WORK TO COMPLETE:
Take from the listing each line that has the string "said".
+++ STORED DATA +++
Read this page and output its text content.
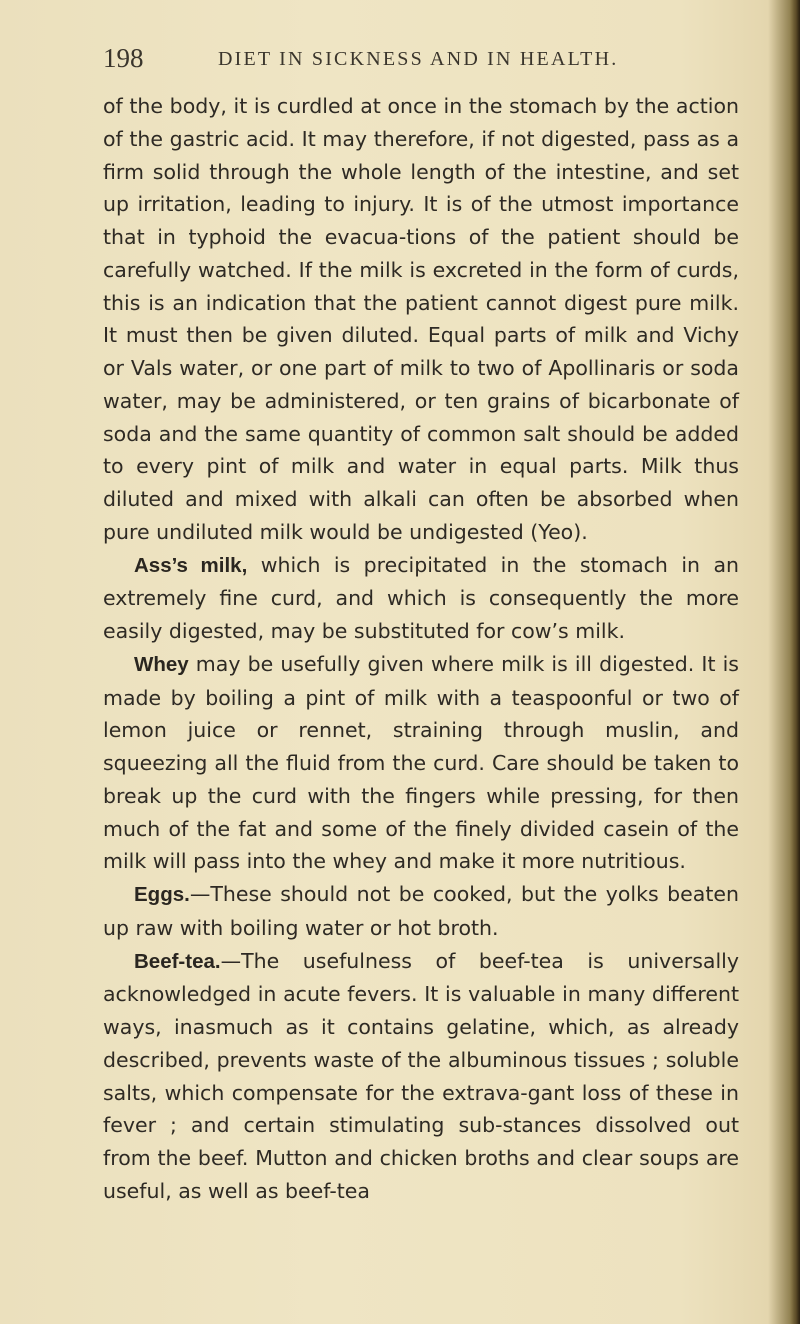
198	DIET IN SICKNESS AND IN HEALTH.

of the body, it is curdled at once in the stomach by the action of the gastric acid. It may therefore, if not digested, pass as a firm solid through the whole length of the intestine, and set up irritation, leading to injury. It is of the utmost importance that in typhoid the evacua-tions of the patient should be carefully watched. If the milk is excreted in the form of curds, this is an indication that the patient cannot digest pure milk. It must then be given diluted. Equal parts of milk and Vichy or Vals water, or one part of milk to two of Apollinaris or soda water, may be administered, or ten grains of bicarbonate of soda and the same quantity of common salt should be added to every pint of milk and water in equal parts. Milk thus diluted and mixed with alkali can often be absorbed when pure undiluted milk would be undigested (Yeo).

Ass’s milk, which is precipitated in the stomach in an extremely fine curd, and which is consequently the more easily digested, may be substituted for cow’s milk.

Whey may be usefully given where milk is ill digested. It is made by boiling a pint of milk with a teaspoonful or two of lemon juice or rennet, straining through muslin, and squeezing all the fluid from the curd. Care should be taken to break up the curd with the fingers while pressing, for then much of the fat and some of the finely divided casein of the milk will pass into the whey and make it more nutritious.

Eggs.—These should not be cooked, but the yolks beaten up raw with boiling water or hot broth.

Beef-tea.—The usefulness of beef-tea is universally acknowledged in acute fevers. It is valuable in many different ways, inasmuch as it contains gelatine, which, as already described, prevents waste of the albuminous tissues ; soluble salts, which compensate for the extrava-gant loss of these in fever ; and certain stimulating sub-stances dissolved out from the beef. Mutton and chicken broths and clear soups are useful, as well as beef-tea
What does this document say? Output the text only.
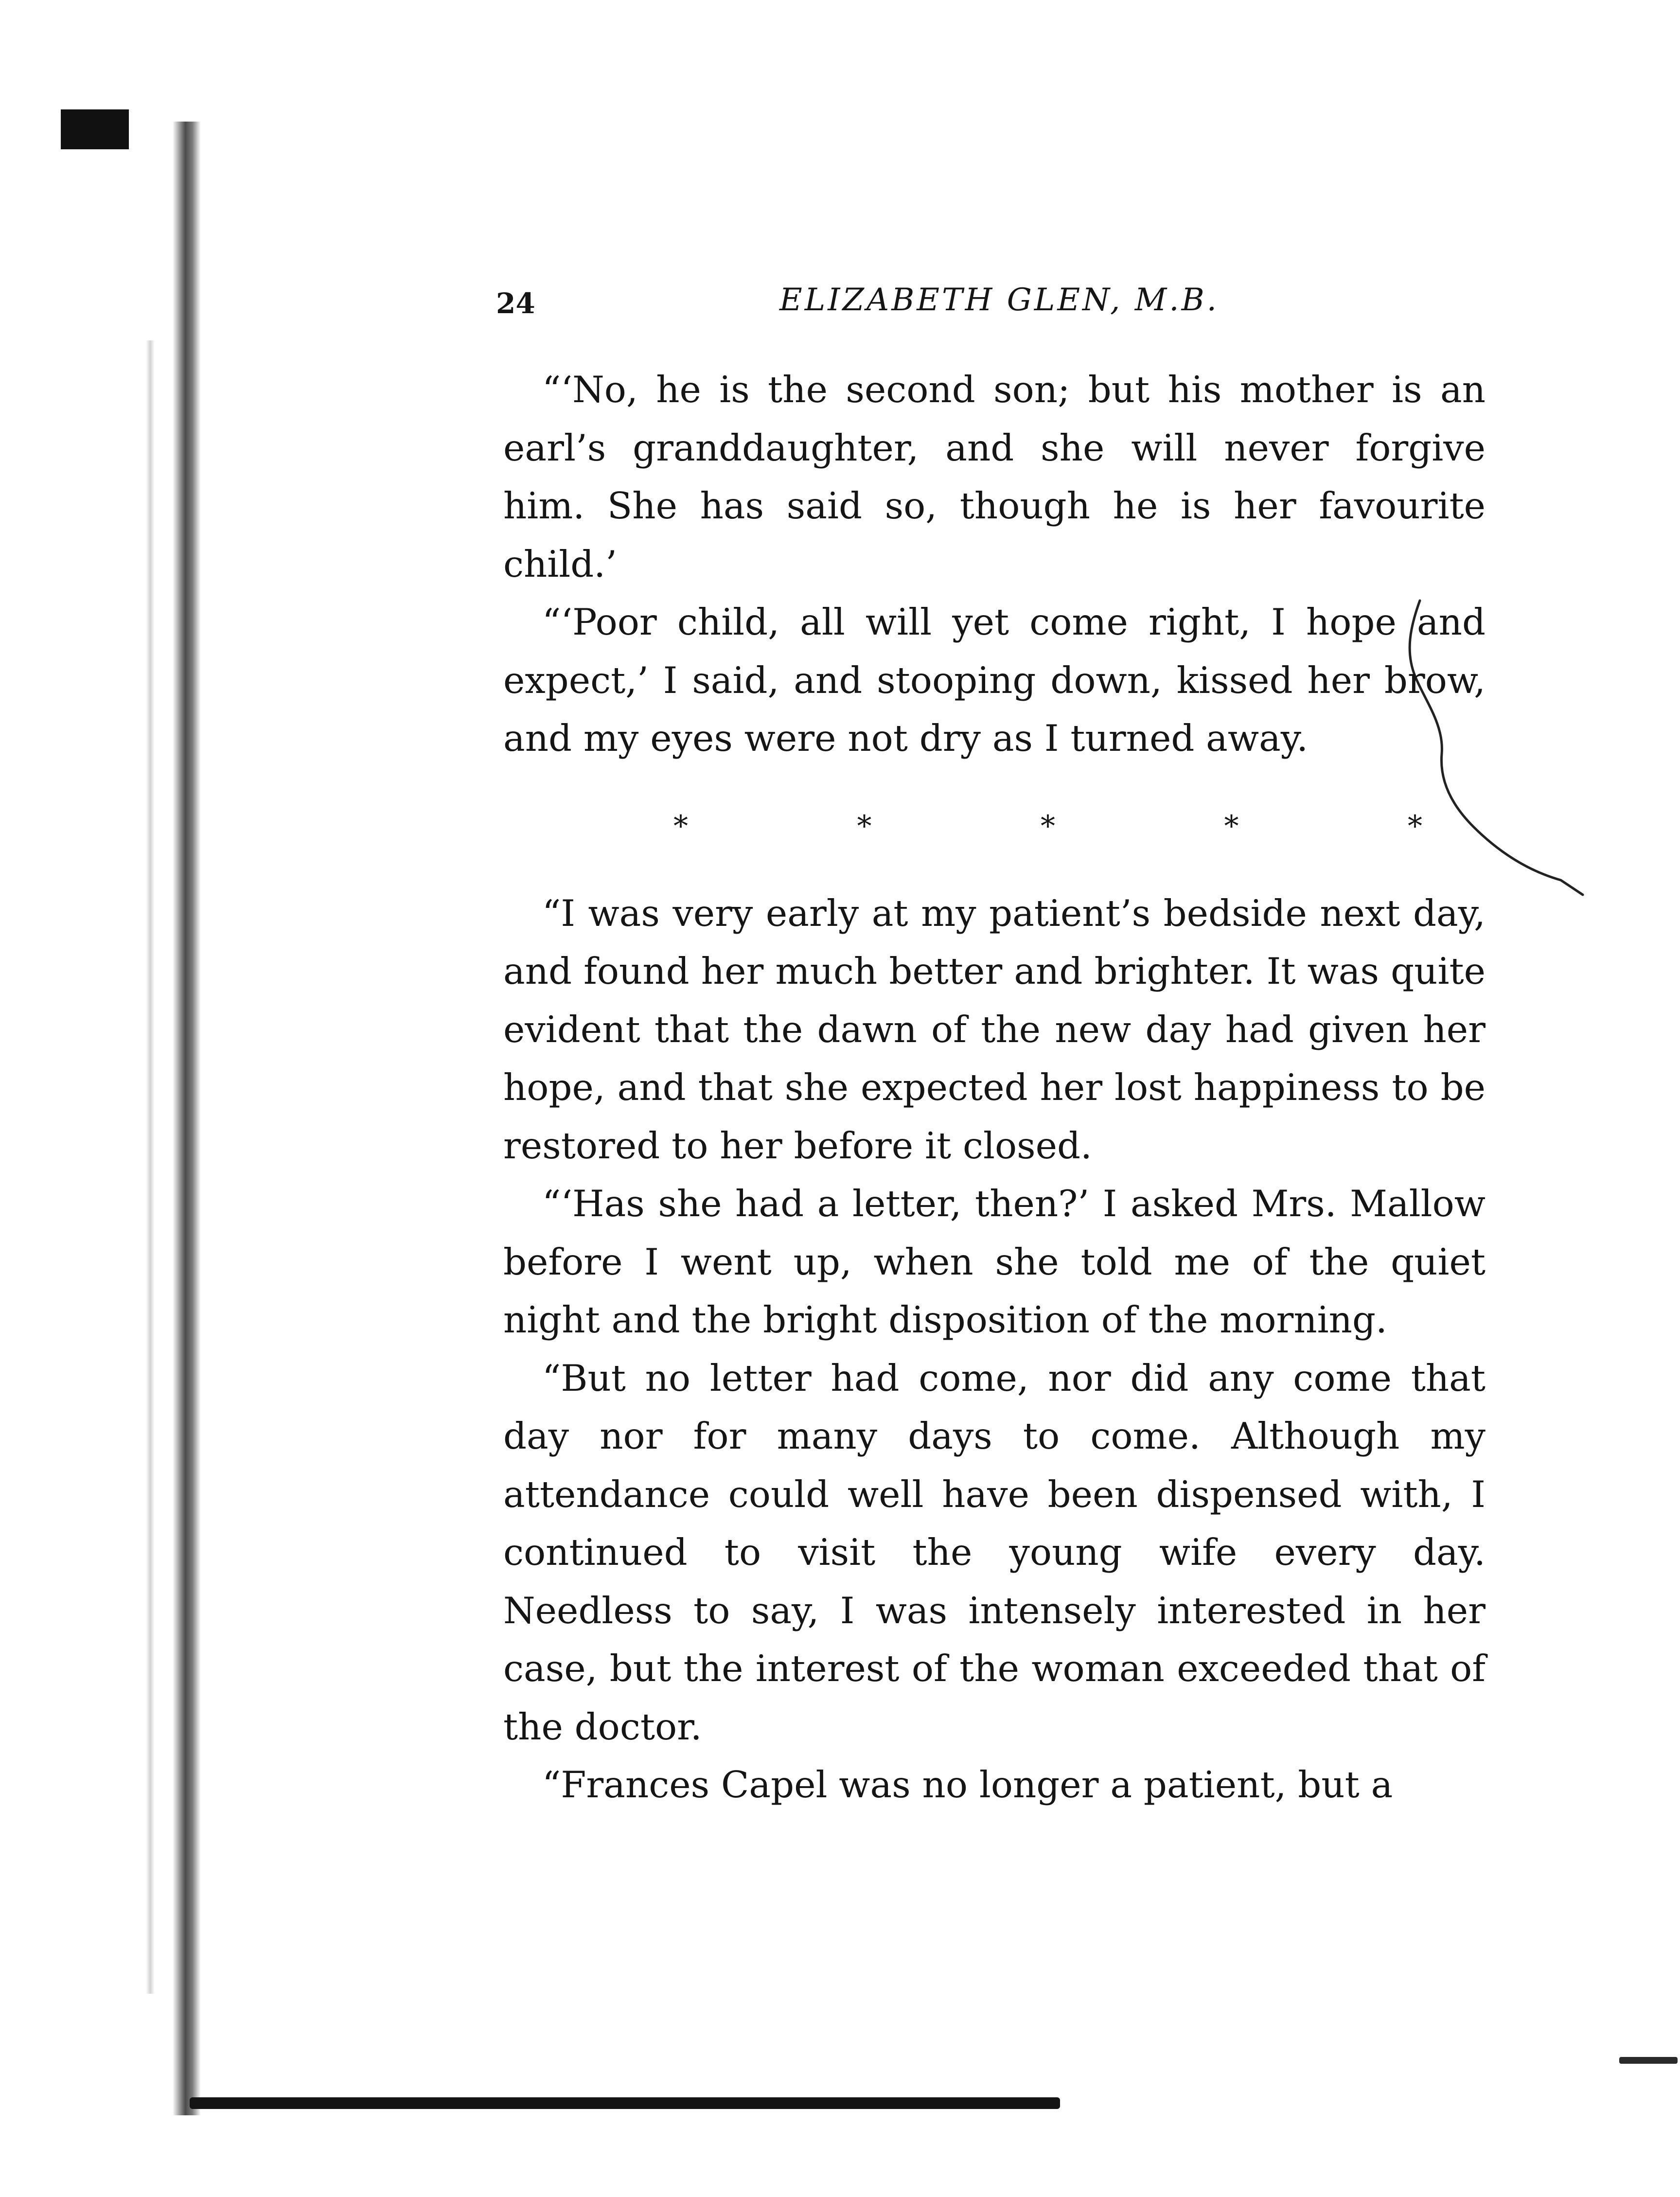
24	ELIZABETH GLEN, M.B.

“‘No, he is the second son; but his mother is an earl’s granddaughter, and she will never forgive him. She has said so, though he is her favourite child.’

“‘Poor child, all will yet come right, I hope and expect,’ I said, and stooping down, kissed her brow, and my eyes were not dry as I turned away.

*	*	*	*	*

“I was very early at my patient’s bedside next day, and found her much better and brighter. It was quite evident that the dawn of the new day had given her hope, and that she expected her lost happiness to be restored to her before it closed.

“‘Has she had a letter, then?’ I asked Mrs. Mallow before I went up, when she told me of the quiet night and the bright disposition of the morning.

“But no letter had come, nor did any come that day nor for many days to come. Although my attendance could well have been dispensed with, I continued to visit the young wife every day. Needless to say, I was intensely interested in her case, but the interest of the woman exceeded that of the doctor.

“Frances Capel was no longer a patient, but a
+++
FINAL RESULT:
“‘No, he is the second son; but his mother is an earl’s granddaughter, and she will never forgive him. She has said so, though he is her favourite child.’
“‘Poor child, all will yet come right, I hope and expect,’ I said, and stooping down, kissed her brow, and my eyes were not dry as I turned away.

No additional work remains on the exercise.